*Written request*: Take the entries below and reproduce them word for word.
## Begin
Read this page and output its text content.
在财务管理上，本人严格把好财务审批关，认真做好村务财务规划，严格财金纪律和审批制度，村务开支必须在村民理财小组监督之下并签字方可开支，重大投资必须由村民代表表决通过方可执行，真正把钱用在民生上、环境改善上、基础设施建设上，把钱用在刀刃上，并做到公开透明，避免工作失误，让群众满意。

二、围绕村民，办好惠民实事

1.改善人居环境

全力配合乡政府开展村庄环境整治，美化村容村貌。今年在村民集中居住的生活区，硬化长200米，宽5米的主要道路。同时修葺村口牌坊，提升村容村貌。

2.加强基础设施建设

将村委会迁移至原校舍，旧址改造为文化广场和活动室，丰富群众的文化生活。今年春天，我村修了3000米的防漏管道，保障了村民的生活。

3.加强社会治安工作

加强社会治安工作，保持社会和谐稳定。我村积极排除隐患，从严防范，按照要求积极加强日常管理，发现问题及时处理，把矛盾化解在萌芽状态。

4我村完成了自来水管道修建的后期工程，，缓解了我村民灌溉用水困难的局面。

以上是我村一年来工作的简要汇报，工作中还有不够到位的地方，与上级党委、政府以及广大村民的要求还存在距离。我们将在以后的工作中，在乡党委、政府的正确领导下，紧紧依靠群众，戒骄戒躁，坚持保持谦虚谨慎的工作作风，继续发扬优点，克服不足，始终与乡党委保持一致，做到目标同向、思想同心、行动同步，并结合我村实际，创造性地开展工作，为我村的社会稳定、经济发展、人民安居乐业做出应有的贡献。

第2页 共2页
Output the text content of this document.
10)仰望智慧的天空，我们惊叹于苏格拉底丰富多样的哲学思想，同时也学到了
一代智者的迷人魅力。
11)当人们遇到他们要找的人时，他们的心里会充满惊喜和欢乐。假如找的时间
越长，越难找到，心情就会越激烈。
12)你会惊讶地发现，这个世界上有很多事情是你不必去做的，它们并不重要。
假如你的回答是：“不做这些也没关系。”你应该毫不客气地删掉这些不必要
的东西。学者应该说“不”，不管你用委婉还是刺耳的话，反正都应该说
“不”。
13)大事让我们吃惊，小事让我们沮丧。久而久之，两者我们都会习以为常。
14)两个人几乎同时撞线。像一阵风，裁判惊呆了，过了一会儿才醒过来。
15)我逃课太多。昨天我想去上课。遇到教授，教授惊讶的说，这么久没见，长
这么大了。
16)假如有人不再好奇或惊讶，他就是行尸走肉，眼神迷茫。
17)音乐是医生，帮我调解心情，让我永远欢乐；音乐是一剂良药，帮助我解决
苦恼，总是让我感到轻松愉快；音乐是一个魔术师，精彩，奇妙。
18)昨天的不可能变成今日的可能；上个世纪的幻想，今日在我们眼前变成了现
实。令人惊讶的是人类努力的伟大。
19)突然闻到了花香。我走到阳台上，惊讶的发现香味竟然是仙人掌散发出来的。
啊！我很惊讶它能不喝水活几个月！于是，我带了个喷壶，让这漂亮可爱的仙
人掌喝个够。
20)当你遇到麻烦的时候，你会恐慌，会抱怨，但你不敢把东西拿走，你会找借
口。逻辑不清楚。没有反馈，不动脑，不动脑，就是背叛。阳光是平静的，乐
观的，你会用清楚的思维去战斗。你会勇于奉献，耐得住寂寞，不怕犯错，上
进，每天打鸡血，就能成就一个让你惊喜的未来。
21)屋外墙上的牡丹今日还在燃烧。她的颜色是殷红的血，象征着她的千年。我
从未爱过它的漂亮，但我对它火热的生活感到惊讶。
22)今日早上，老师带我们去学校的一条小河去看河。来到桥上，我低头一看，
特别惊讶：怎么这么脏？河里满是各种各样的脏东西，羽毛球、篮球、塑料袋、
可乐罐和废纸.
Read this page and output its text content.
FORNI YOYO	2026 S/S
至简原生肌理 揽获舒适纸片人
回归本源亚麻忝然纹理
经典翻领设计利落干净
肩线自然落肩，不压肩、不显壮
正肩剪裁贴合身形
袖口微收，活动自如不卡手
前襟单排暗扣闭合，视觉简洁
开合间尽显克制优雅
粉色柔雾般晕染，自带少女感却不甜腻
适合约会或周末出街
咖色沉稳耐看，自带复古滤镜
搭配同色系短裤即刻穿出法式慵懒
## End
*Finished task*:
Read this page and output its text content.
在财务管理上，本人严格把好财务审批关，认真做好村务财务规划，严格财金纪律和审批制度，村务开支必须在村民理财小组监督之下并签字方可开支，重大投资必须由村民代表表决通过方可执行，真正把钱用在民生上、环境改善上、基础设施建设上，把钱用在刀刃上，并做到公开透明，避免工作失误，让群众满意。

二、围绕村民，办好惠民实事

1.改善人居环境

全力配合乡政府开展村庄环境整治，美化村容村貌。今年在村民集中居住的生活区，硬化长200米，宽5米的主要道路。同时修葺村口牌坊，提升村容村貌。

2.加强基础设施建设

将村委会迁移至原校舍，旧址改造为文化广场和活动室，丰富群众的文化生活。今年春天，我村修了3000米的防漏管道，保障了村民的生活。

3.加强社会治安工作

加强社会治安工作，保持社会和谐稳定。我村积极排除隐患，从严防范，按照要求积极加强日常管理，发现问题及时处理，把矛盾化解在萌芽状态。

4我村完成了自来水管道修建的后期工程，，缓解了我村民灌溉用水困难的局面。

以上是我村一年来工作的简要汇报，工作中还有不够到位的地方，与上级党委、政府以及广大村民的要求还存在距离。我们将在以后的工作中，在乡党委、政府的正确领导下，紧紧依靠群众，戒骄戒躁，坚持保持谦虚谨慎的工作作风，继续发扬优点，克服不足，始终与乡党委保持一致，做到目标同向、思想同心、行动同步，并结合我村实际，创造性地开展工作，为我村的社会稳定、经济发展、人民安居乐业做出应有的贡献。

第2页 共2页
Output the text content of this document.
10)仰望智慧的天空，我们惊叹于苏格拉底丰富多样的哲学思想，同时也学到了
一代智者的迷人魅力。
11)当人们遇到他们要找的人时，他们的心里会充满惊喜和欢乐。假如找的时间
越长，越难找到，心情就会越激烈。
12)你会惊讶地发现，这个世界上有很多事情是你不必去做的，它们并不重要。
假如你的回答是：“不做这些也没关系。”你应该毫不客气地删掉这些不必要
的东西。学者应该说“不”，不管你用委婉还是刺耳的话，反正都应该说
“不”。
13)大事让我们吃惊，小事让我们沮丧。久而久之，两者我们都会习以为常。
14)两个人几乎同时撞线。像一阵风，裁判惊呆了，过了一会儿才醒过来。
15)我逃课太多。昨天我想去上课。遇到教授，教授惊讶的说，这么久没见，长
这么大了。
16)假如有人不再好奇或惊讶，他就是行尸走肉，眼神迷茫。
17)音乐是医生，帮我调解心情，让我永远欢乐；音乐是一剂良药，帮助我解决
苦恼，总是让我感到轻松愉快；音乐是一个魔术师，精彩，奇妙。
18)昨天的不可能变成今日的可能；上个世纪的幻想，今日在我们眼前变成了现
实。令人惊讶的是人类努力的伟大。
19)突然闻到了花香。我走到阳台上，惊讶的发现香味竟然是仙人掌散发出来的。
啊！我很惊讶它能不喝水活几个月！于是，我带了个喷壶，让这漂亮可爱的仙
人掌喝个够。
20)当你遇到麻烦的时候，你会恐慌，会抱怨，但你不敢把东西拿走，你会找借
口。逻辑不清楚。没有反馈，不动脑，不动脑，就是背叛。阳光是平静的，乐
观的，你会用清楚的思维去战斗。你会勇于奉献，耐得住寂寞，不怕犯错，上
进，每天打鸡血，就能成就一个让你惊喜的未来。
21)屋外墙上的牡丹今日还在燃烧。她的颜色是殷红的血，象征着她的千年。我
从未爱过它的漂亮，但我对它火热的生活感到惊讶。
22)今日早上，老师带我们去学校的一条小河去看河。来到桥上，我低头一看，
特别惊讶：怎么这么脏？河里满是各种各样的脏东西，羽毛球、篮球、塑料袋、
可乐罐和废纸.
Read this page and output its text content.
FORNI YOYO	2026 S/S
至简原生肌理 揽获舒适纸片人
回归本源亚麻忝然纹理
经典翻领设计利落干净
肩线自然落肩，不压肩、不显壮
正肩剪裁贴合身形
袖口微收，活动自如不卡手
前襟单排暗扣闭合，视觉简洁
开合间尽显克制优雅
粉色柔雾般晕染，自带少女感却不甜腻
适合约会或周末出街
咖色沉稳耐看，自带复古滤镜
搭配同色系短裤即刻穿出法式慵懒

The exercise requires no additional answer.